What to work on >> Go through the records and copy each line where the word "left" occurs.

--*--

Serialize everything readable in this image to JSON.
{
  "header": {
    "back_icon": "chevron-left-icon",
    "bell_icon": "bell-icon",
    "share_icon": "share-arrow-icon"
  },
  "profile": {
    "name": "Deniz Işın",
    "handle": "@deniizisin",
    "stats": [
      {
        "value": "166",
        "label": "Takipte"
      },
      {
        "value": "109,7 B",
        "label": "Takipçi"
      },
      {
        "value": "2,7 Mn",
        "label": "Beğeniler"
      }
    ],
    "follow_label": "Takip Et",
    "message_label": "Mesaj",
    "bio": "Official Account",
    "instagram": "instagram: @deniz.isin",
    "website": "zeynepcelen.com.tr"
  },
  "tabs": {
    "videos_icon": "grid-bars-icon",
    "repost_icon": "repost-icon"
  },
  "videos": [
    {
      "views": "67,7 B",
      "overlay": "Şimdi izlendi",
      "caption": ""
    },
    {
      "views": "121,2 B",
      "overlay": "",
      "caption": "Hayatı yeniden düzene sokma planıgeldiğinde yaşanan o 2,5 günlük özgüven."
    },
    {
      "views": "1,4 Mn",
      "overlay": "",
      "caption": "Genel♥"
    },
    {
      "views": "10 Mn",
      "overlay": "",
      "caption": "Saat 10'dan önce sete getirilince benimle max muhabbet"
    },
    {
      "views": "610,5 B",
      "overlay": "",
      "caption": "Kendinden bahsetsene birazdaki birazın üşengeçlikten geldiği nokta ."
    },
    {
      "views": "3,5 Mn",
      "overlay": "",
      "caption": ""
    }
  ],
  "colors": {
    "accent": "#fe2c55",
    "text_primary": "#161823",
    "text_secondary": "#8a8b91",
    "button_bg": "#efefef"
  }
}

--*--

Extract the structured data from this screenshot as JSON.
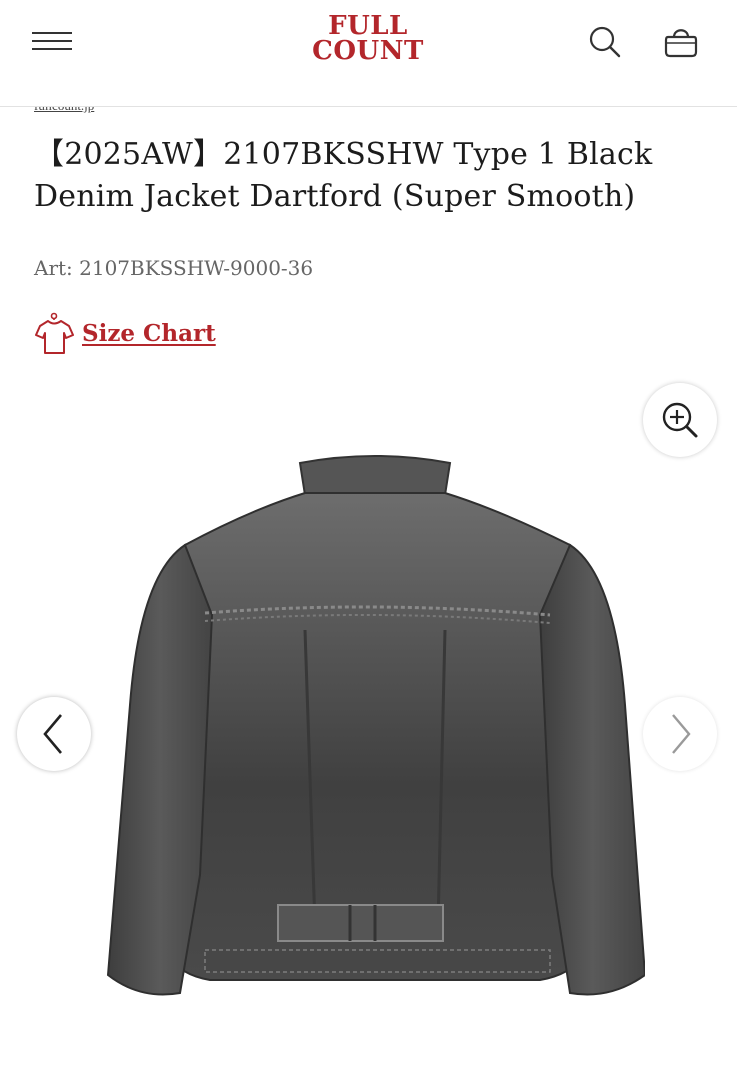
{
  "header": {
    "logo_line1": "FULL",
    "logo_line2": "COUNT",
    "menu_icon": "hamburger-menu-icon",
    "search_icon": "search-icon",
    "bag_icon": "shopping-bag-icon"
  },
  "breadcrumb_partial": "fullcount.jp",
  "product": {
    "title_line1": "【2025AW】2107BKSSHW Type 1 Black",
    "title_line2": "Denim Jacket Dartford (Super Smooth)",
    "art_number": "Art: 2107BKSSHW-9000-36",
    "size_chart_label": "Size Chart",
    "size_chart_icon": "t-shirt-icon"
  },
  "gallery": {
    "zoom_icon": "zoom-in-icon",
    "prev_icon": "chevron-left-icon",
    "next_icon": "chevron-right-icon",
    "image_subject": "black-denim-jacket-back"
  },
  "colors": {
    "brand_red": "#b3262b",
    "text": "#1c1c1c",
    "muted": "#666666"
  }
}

--*--

Expected answer >>
    "back_icon": "chevron-left-icon",
    "prev_icon": "chevron-left-icon",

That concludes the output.